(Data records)
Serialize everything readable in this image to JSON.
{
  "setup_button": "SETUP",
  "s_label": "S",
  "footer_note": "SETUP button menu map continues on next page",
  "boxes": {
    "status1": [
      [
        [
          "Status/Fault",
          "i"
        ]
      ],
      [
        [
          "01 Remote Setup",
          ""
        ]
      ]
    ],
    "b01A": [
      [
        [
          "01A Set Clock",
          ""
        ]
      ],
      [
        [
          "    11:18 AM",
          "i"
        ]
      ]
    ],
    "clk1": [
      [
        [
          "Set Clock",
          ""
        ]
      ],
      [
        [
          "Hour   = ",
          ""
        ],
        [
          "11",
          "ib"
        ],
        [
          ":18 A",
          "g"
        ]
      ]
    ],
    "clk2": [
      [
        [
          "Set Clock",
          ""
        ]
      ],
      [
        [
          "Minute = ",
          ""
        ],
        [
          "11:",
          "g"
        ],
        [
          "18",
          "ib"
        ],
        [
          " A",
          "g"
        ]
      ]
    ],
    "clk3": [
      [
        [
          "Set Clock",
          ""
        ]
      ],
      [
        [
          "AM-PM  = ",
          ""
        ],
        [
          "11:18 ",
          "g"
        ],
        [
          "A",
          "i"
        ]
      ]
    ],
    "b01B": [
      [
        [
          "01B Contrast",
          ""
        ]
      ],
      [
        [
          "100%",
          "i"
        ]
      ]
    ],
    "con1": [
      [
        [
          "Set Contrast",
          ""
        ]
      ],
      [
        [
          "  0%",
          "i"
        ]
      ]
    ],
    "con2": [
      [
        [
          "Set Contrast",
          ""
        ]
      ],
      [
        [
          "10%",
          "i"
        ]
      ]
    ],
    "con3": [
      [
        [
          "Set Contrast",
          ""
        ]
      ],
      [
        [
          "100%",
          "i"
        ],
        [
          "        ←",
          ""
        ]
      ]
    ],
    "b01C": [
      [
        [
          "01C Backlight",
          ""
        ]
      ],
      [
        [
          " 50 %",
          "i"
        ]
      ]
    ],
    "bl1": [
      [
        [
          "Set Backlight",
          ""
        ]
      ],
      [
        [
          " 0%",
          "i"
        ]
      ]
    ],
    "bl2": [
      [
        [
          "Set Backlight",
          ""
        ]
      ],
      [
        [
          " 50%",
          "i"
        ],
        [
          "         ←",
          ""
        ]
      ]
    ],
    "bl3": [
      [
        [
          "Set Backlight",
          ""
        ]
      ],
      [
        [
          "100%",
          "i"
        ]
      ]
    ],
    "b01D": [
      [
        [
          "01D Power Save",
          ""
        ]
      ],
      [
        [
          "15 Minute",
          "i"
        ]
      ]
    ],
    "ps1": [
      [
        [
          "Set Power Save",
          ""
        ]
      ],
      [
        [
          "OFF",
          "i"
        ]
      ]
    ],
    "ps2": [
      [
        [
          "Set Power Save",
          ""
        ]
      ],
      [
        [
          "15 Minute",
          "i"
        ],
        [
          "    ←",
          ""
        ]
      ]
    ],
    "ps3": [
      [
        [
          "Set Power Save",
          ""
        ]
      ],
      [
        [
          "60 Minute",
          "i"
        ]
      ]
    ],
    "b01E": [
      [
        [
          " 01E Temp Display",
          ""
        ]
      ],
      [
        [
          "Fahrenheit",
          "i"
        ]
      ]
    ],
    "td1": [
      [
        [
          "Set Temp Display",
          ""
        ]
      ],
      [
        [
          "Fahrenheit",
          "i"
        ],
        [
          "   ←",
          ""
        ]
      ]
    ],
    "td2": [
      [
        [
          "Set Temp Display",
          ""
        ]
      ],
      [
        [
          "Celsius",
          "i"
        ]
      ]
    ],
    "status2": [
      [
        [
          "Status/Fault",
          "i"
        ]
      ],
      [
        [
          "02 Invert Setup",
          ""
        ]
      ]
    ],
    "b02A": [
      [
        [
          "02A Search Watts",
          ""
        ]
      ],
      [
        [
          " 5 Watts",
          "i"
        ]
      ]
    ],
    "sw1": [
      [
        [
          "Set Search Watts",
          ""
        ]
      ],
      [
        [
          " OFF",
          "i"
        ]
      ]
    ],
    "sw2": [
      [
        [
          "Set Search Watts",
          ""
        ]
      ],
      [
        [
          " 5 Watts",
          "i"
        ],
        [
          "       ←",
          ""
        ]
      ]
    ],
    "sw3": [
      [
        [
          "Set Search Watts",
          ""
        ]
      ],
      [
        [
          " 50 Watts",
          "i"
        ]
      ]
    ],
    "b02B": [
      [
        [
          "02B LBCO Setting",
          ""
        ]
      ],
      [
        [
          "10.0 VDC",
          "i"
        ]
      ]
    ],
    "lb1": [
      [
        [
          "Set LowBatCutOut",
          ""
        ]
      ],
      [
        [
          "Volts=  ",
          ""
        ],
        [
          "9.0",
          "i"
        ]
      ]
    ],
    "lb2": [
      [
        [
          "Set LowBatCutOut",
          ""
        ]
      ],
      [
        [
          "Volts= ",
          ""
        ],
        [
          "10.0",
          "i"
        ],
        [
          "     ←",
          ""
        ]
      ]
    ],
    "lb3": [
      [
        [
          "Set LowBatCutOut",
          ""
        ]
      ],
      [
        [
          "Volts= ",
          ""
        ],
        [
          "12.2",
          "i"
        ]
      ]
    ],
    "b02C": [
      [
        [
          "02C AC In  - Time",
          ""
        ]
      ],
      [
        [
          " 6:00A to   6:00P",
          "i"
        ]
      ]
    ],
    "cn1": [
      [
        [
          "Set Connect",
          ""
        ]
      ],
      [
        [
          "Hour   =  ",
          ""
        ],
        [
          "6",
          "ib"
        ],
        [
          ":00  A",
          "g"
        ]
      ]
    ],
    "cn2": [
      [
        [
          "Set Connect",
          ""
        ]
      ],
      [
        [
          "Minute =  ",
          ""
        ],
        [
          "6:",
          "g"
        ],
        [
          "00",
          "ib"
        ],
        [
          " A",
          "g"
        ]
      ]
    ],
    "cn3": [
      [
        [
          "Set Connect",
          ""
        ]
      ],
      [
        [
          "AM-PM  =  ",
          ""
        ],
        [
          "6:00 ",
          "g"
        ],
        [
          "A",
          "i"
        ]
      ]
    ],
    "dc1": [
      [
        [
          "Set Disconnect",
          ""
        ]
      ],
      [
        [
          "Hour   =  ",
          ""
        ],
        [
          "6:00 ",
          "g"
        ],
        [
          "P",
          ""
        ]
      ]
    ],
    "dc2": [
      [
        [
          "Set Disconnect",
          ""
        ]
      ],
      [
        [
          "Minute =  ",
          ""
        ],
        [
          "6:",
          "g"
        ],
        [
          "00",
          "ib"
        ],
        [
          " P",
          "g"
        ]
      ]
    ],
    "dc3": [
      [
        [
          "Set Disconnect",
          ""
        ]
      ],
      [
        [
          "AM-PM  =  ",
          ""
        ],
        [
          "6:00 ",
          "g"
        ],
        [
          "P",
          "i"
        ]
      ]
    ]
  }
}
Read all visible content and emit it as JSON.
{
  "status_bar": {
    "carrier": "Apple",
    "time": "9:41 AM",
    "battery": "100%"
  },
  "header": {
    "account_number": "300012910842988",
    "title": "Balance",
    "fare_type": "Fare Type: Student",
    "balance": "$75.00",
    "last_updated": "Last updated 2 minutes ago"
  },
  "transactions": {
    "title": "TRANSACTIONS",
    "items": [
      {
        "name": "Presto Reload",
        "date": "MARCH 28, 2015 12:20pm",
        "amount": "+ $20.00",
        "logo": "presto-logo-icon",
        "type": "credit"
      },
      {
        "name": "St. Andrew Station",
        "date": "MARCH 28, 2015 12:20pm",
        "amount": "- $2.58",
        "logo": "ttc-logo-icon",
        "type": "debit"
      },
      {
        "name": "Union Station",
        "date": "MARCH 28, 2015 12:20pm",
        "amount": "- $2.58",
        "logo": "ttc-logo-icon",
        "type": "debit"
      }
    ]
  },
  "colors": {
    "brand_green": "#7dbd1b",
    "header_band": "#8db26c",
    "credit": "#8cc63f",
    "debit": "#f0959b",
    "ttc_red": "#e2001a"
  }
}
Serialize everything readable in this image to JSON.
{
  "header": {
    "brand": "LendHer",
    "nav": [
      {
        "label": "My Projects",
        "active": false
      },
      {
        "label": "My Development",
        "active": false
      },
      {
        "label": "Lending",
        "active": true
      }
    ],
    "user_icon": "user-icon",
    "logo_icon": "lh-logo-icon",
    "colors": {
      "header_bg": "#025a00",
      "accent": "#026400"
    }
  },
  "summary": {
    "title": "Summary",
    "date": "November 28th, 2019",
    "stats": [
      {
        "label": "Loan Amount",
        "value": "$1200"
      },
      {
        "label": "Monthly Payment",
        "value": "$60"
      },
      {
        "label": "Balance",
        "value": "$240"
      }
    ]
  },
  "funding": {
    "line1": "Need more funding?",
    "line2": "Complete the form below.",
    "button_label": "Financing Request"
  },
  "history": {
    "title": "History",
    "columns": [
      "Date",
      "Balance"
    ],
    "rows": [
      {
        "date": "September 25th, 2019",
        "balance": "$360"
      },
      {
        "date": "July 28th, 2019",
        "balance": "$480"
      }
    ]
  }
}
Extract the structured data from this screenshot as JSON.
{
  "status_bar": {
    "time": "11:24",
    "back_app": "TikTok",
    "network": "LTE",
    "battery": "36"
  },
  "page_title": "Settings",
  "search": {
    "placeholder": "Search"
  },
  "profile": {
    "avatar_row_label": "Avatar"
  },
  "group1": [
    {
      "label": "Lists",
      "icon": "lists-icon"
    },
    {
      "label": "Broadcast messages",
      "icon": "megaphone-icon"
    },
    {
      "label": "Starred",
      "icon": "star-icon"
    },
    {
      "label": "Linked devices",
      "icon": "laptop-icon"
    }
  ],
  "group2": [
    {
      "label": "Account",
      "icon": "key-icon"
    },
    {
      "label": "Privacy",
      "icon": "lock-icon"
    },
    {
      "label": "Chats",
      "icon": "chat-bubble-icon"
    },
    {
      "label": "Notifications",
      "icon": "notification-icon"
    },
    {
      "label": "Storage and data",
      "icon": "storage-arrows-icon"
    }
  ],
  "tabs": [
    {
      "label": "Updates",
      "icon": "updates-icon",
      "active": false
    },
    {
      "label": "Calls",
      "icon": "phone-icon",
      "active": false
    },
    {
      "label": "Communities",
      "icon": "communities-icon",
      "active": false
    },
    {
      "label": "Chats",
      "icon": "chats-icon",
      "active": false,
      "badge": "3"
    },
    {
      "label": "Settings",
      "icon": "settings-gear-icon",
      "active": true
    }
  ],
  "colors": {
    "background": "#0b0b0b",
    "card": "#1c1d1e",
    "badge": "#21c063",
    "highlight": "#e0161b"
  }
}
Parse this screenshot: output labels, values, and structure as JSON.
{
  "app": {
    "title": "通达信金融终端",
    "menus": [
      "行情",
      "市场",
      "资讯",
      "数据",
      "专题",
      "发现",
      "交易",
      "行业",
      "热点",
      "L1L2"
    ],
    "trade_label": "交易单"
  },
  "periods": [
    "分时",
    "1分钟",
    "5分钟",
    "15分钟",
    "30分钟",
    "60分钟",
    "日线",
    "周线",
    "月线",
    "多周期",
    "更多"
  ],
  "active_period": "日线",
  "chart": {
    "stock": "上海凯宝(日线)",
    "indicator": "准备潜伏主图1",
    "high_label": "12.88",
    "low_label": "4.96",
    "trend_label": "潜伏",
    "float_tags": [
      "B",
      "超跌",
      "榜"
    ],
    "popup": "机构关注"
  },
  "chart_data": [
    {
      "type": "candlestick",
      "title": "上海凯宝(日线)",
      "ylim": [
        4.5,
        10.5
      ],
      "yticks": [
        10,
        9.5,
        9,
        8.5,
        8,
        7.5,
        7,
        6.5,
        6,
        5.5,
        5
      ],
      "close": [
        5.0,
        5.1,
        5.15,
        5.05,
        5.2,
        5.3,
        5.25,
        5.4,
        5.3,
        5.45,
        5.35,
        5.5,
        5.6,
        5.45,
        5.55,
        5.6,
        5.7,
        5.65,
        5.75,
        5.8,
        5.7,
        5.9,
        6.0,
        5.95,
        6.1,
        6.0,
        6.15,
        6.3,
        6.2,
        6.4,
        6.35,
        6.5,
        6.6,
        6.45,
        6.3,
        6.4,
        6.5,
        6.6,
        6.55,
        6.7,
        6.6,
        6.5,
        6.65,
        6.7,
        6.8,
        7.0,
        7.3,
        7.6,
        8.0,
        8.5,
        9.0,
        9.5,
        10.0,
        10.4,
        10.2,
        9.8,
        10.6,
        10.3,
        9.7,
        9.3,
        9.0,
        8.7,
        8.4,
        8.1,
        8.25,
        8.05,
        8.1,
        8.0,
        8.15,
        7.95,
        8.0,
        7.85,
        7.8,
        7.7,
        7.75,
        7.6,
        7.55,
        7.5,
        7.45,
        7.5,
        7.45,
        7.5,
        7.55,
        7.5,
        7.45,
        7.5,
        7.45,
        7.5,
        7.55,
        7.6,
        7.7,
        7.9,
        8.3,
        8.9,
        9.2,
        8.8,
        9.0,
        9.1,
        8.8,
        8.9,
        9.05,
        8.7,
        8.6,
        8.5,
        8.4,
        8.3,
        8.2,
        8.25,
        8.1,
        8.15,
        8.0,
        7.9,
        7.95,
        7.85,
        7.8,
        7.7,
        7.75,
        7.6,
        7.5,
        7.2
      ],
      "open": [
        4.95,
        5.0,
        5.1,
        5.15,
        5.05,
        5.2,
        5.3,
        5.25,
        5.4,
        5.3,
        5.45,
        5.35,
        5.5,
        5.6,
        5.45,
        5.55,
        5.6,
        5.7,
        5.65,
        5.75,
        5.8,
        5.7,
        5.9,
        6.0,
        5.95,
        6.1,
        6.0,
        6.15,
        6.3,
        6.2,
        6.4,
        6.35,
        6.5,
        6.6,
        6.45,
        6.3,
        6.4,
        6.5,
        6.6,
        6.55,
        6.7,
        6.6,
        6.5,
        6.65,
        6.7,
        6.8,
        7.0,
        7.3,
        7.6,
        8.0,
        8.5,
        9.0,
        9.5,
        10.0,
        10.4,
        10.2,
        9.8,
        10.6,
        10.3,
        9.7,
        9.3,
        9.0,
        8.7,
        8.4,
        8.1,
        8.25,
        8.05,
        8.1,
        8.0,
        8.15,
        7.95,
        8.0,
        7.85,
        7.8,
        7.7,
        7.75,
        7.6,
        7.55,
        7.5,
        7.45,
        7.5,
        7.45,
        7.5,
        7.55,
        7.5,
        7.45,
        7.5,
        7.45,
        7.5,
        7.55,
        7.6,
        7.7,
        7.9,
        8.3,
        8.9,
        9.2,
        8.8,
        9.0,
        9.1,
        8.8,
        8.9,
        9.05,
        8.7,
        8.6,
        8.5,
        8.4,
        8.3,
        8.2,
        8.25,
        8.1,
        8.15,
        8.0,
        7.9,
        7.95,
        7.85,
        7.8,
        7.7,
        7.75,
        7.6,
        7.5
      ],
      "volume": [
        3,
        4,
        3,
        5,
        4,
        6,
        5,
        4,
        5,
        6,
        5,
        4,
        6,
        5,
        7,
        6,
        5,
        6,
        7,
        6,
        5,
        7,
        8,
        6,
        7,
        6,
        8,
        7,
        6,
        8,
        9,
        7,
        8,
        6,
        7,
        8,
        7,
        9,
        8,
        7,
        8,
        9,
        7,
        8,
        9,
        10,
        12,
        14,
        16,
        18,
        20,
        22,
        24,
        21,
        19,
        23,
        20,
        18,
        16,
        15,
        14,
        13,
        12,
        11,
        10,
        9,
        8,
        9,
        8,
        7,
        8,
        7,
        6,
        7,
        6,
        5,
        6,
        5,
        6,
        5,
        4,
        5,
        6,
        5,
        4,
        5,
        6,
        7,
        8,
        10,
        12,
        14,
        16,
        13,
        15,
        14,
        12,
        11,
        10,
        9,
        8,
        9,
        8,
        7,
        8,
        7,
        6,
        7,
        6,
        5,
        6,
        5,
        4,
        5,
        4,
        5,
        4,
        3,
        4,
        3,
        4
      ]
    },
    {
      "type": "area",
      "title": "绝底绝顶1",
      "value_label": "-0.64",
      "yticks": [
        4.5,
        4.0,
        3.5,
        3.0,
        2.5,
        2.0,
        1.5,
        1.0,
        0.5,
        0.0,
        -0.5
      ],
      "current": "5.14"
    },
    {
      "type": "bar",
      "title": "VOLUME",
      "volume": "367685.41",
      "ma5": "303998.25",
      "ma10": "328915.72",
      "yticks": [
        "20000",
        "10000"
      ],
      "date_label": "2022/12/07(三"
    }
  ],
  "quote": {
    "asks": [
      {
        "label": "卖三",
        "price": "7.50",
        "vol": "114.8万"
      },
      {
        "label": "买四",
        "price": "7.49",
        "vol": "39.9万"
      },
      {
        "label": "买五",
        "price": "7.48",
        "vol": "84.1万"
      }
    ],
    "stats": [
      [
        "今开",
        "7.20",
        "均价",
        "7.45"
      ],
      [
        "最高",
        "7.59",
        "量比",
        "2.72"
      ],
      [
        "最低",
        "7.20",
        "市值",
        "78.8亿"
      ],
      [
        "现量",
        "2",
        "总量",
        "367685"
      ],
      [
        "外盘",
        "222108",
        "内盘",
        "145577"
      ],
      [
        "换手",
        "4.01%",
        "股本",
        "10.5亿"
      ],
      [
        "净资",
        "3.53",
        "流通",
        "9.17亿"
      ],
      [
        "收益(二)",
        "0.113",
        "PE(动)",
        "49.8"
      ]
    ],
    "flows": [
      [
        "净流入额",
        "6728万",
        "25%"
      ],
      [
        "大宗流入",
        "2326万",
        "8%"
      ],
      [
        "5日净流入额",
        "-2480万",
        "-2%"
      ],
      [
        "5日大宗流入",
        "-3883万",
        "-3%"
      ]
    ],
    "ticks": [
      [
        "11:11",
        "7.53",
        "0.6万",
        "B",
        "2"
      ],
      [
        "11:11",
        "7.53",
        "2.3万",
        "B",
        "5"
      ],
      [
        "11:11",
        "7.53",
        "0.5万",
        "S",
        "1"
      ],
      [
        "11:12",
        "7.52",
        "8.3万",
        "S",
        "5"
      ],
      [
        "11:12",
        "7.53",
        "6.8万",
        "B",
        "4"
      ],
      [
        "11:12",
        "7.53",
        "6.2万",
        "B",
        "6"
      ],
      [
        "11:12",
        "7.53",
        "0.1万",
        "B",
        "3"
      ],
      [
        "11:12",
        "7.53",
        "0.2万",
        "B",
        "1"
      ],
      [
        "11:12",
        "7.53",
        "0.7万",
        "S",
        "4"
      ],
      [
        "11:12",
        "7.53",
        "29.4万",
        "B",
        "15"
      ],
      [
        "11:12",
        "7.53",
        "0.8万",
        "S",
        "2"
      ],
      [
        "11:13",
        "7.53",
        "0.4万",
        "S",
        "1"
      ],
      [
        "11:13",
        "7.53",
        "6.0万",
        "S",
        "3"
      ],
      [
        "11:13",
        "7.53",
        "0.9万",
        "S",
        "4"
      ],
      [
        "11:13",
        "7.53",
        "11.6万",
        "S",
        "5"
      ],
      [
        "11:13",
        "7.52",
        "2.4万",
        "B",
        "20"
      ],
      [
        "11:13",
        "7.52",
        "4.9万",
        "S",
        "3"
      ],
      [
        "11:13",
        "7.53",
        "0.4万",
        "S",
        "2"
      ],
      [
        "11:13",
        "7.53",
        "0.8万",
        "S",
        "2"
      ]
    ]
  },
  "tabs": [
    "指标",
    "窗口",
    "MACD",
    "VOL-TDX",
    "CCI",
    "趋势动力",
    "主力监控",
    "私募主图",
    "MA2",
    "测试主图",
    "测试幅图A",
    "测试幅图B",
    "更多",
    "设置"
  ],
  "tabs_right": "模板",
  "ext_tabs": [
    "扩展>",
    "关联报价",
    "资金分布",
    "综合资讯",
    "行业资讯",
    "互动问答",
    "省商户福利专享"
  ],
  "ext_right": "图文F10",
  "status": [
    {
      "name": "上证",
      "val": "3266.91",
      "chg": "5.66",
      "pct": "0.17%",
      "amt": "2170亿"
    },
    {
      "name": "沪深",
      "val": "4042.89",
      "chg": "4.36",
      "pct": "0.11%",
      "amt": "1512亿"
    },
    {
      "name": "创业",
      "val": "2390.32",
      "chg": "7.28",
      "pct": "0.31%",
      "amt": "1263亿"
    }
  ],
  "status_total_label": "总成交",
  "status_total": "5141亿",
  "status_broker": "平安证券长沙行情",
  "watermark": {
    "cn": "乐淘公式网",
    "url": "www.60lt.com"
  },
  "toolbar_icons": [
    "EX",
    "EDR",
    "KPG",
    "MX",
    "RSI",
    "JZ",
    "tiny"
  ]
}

• _TASK TO COMPLETE_:
Where does the word "screenshot" appear in the listing? List each line that holds it.

• _EXERCISE RESULT_:
Extract the structured data from this screenshot as JSON.
Parse this screenshot: output labels, values, and structure as JSON.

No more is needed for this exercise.